**Given instruction**
Print every entry word for word, but omit the pictures.

**Data provided**

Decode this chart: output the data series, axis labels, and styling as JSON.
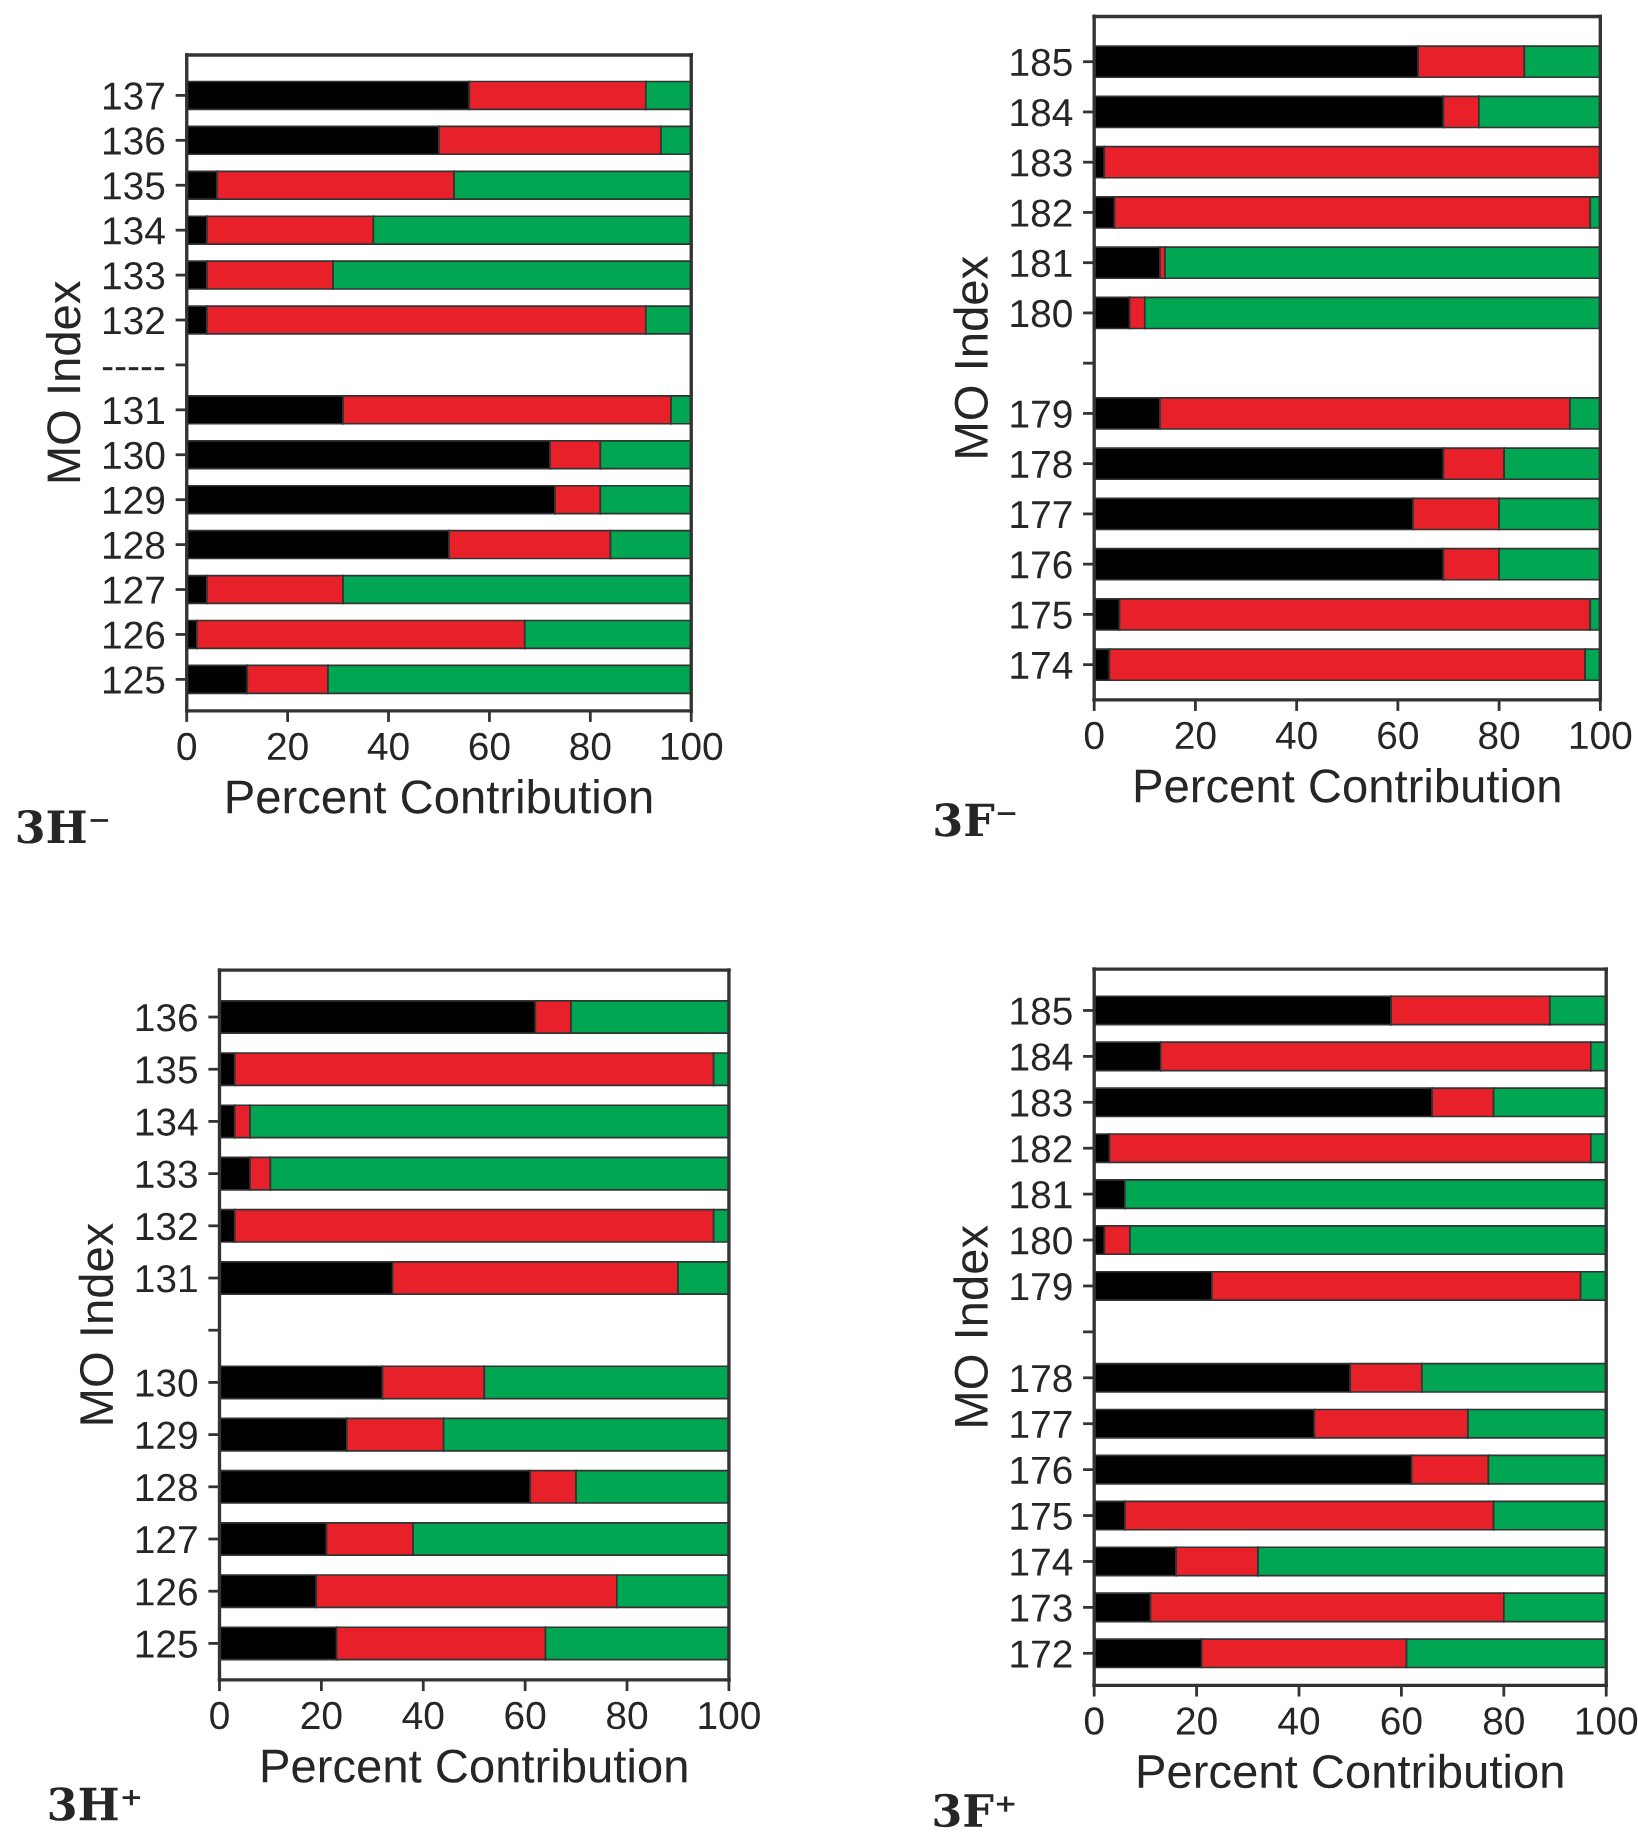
{
  "chart_data": [
    {
      "type": "bar",
      "orientation": "horizontal",
      "stacked": true,
      "title": "3H⁻",
      "xlabel": "Percent Contribution",
      "ylabel": "MO Index",
      "categories": [
        "137",
        "136",
        "135",
        "134",
        "133",
        "132",
        "-----",
        "131",
        "130",
        "129",
        "128",
        "127",
        "126",
        "125"
      ],
      "series": [
        {
          "color": "#000000",
          "values": [
            56,
            50,
            6,
            4,
            4,
            4,
            null,
            31,
            72,
            73,
            52,
            4,
            2,
            12
          ]
        },
        {
          "color": "#e8202a",
          "values": [
            35,
            44,
            47,
            33,
            25,
            87,
            null,
            65,
            10,
            9,
            32,
            27,
            65,
            16
          ]
        },
        {
          "color": "#00a651",
          "values": [
            9,
            6,
            47,
            63,
            71,
            9,
            null,
            4,
            18,
            18,
            16,
            69,
            33,
            72
          ]
        }
      ],
      "xlim": [
        0,
        100
      ],
      "xticks": [
        0,
        20,
        40,
        60,
        80,
        100
      ]
    },
    {
      "type": "bar",
      "orientation": "horizontal",
      "stacked": true,
      "title": "3F⁻",
      "xlabel": "Percent Contribution",
      "ylabel": "MO Index",
      "categories": [
        "185",
        "184",
        "183",
        "182",
        "181",
        "180",
        null,
        "179",
        "178",
        "177",
        "176",
        "175",
        "174"
      ],
      "series": [
        {
          "color": "#000000",
          "values": [
            64,
            69,
            2,
            4,
            13,
            7,
            null,
            13,
            69,
            63,
            69,
            5,
            3
          ]
        },
        {
          "color": "#e8202a",
          "values": [
            21,
            7,
            98,
            94,
            1,
            3,
            null,
            81,
            12,
            17,
            11,
            93,
            94
          ]
        },
        {
          "color": "#00a651",
          "values": [
            15,
            24,
            0,
            2,
            86,
            90,
            null,
            6,
            19,
            20,
            20,
            2,
            3
          ]
        }
      ],
      "xlim": [
        0,
        100
      ],
      "xticks": [
        0,
        20,
        40,
        60,
        80,
        100
      ]
    },
    {
      "type": "bar",
      "orientation": "horizontal",
      "stacked": true,
      "title": "3H⁺",
      "xlabel": "Percent Contribution",
      "ylabel": "MO Index",
      "categories": [
        "136",
        "135",
        "134",
        "133",
        "132",
        "131",
        null,
        "130",
        "129",
        "128",
        "127",
        "126",
        "125"
      ],
      "series": [
        {
          "color": "#000000",
          "values": [
            62,
            3,
            3,
            6,
            3,
            34,
            null,
            32,
            25,
            61,
            21,
            19,
            23
          ]
        },
        {
          "color": "#e8202a",
          "values": [
            7,
            94,
            3,
            4,
            94,
            56,
            null,
            20,
            19,
            9,
            17,
            59,
            41
          ]
        },
        {
          "color": "#00a651",
          "values": [
            31,
            3,
            94,
            90,
            3,
            10,
            null,
            48,
            56,
            30,
            62,
            22,
            36
          ]
        }
      ],
      "xlim": [
        0,
        100
      ],
      "xticks": [
        0,
        20,
        40,
        60,
        80,
        100
      ]
    },
    {
      "type": "bar",
      "orientation": "horizontal",
      "stacked": true,
      "title": "3F⁺",
      "xlabel": "Percent Contribution",
      "ylabel": "MO Index",
      "categories": [
        "185",
        "184",
        "183",
        "182",
        "181",
        "180",
        "179",
        null,
        "178",
        "177",
        "176",
        "175",
        "174",
        "173",
        "172"
      ],
      "series": [
        {
          "color": "#000000",
          "values": [
            58,
            13,
            66,
            3,
            6,
            2,
            23,
            null,
            50,
            43,
            62,
            6,
            16,
            11,
            21
          ]
        },
        {
          "color": "#e8202a",
          "values": [
            31,
            84,
            12,
            94,
            0,
            5,
            72,
            null,
            14,
            30,
            15,
            72,
            16,
            69,
            40
          ]
        },
        {
          "color": "#00a651",
          "values": [
            11,
            3,
            22,
            3,
            94,
            93,
            5,
            null,
            36,
            27,
            23,
            22,
            68,
            20,
            39
          ]
        }
      ],
      "xlim": [
        0,
        100
      ],
      "xticks": [
        0,
        20,
        40,
        60,
        80,
        100
      ]
    }
  ]
}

**Response to this task**
Decode this chart: output the data series, axis labels, and styling as JSON.
{
  "chart_data": [
    {
      "type": "bar",
      "orientation": "horizontal",
      "stacked": true,
      "title": "3H⁻",
      "xlabel": "Percent Contribution",
      "ylabel": "MO Index",
      "categories": [
        "137",
        "136",
        "135",
        "134",
        "133",
        "132",
        "-----",
        "131",
        "130",
        "129",
        "128",
        "127",
        "126",
        "125"
      ],
      "series": [
        {
          "color": "#000000",
          "values": [
            56,
            50,
            6,
            4,
            4,
            4,
            null,
            31,
            72,
            73,
            52,
            4,
            2,
            12
          ]
        },
        {
          "color": "#e8202a",
          "values": [
            35,
            44,
            47,
            33,
            25,
            87,
            null,
            65,
            10,
            9,
            32,
            27,
            65,
            16
          ]
        },
        {
          "color": "#00a651",
          "values": [
            9,
            6,
            47,
            63,
            71,
            9,
            null,
            4,
            18,
            18,
            16,
            69,
            33,
            72
          ]
        }
      ],
      "xlim": [
        0,
        100
      ],
      "xticks": [
        0,
        20,
        40,
        60,
        80,
        100
      ]
    },
    {
      "type": "bar",
      "orientation": "horizontal",
      "stacked": true,
      "title": "3F⁻",
      "xlabel": "Percent Contribution",
      "ylabel": "MO Index",
      "categories": [
        "185",
        "184",
        "183",
        "182",
        "181",
        "180",
        null,
        "179",
        "178",
        "177",
        "176",
        "175",
        "174"
      ],
      "series": [
        {
          "color": "#000000",
          "values": [
            64,
            69,
            2,
            4,
            13,
            7,
            null,
            13,
            69,
            63,
            69,
            5,
            3
          ]
        },
        {
          "color": "#e8202a",
          "values": [
            21,
            7,
            98,
            94,
            1,
            3,
            null,
            81,
            12,
            17,
            11,
            93,
            94
          ]
        },
        {
          "color": "#00a651",
          "values": [
            15,
            24,
            0,
            2,
            86,
            90,
            null,
            6,
            19,
            20,
            20,
            2,
            3
          ]
        }
      ],
      "xlim": [
        0,
        100
      ],
      "xticks": [
        0,
        20,
        40,
        60,
        80,
        100
      ]
    },
    {
      "type": "bar",
      "orientation": "horizontal",
      "stacked": true,
      "title": "3H⁺",
      "xlabel": "Percent Contribution",
      "ylabel": "MO Index",
      "categories": [
        "136",
        "135",
        "134",
        "133",
        "132",
        "131",
        null,
        "130",
        "129",
        "128",
        "127",
        "126",
        "125"
      ],
      "series": [
        {
          "color": "#000000",
          "values": [
            62,
            3,
            3,
            6,
            3,
            34,
            null,
            32,
            25,
            61,
            21,
            19,
            23
          ]
        },
        {
          "color": "#e8202a",
          "values": [
            7,
            94,
            3,
            4,
            94,
            56,
            null,
            20,
            19,
            9,
            17,
            59,
            41
          ]
        },
        {
          "color": "#00a651",
          "values": [
            31,
            3,
            94,
            90,
            3,
            10,
            null,
            48,
            56,
            30,
            62,
            22,
            36
          ]
        }
      ],
      "xlim": [
        0,
        100
      ],
      "xticks": [
        0,
        20,
        40,
        60,
        80,
        100
      ]
    },
    {
      "type": "bar",
      "orientation": "horizontal",
      "stacked": true,
      "title": "3F⁺",
      "xlabel": "Percent Contribution",
      "ylabel": "MO Index",
      "categories": [
        "185",
        "184",
        "183",
        "182",
        "181",
        "180",
        "179",
        null,
        "178",
        "177",
        "176",
        "175",
        "174",
        "173",
        "172"
      ],
      "series": [
        {
          "color": "#000000",
          "values": [
            58,
            13,
            66,
            3,
            6,
            2,
            23,
            null,
            50,
            43,
            62,
            6,
            16,
            11,
            21
          ]
        },
        {
          "color": "#e8202a",
          "values": [
            31,
            84,
            12,
            94,
            0,
            5,
            72,
            null,
            14,
            30,
            15,
            72,
            16,
            69,
            40
          ]
        },
        {
          "color": "#00a651",
          "values": [
            11,
            3,
            22,
            3,
            94,
            93,
            5,
            null,
            36,
            27,
            23,
            22,
            68,
            20,
            39
          ]
        }
      ],
      "xlim": [
        0,
        100
      ],
      "xticks": [
        0,
        20,
        40,
        60,
        80,
        100
      ]
    }
  ]
}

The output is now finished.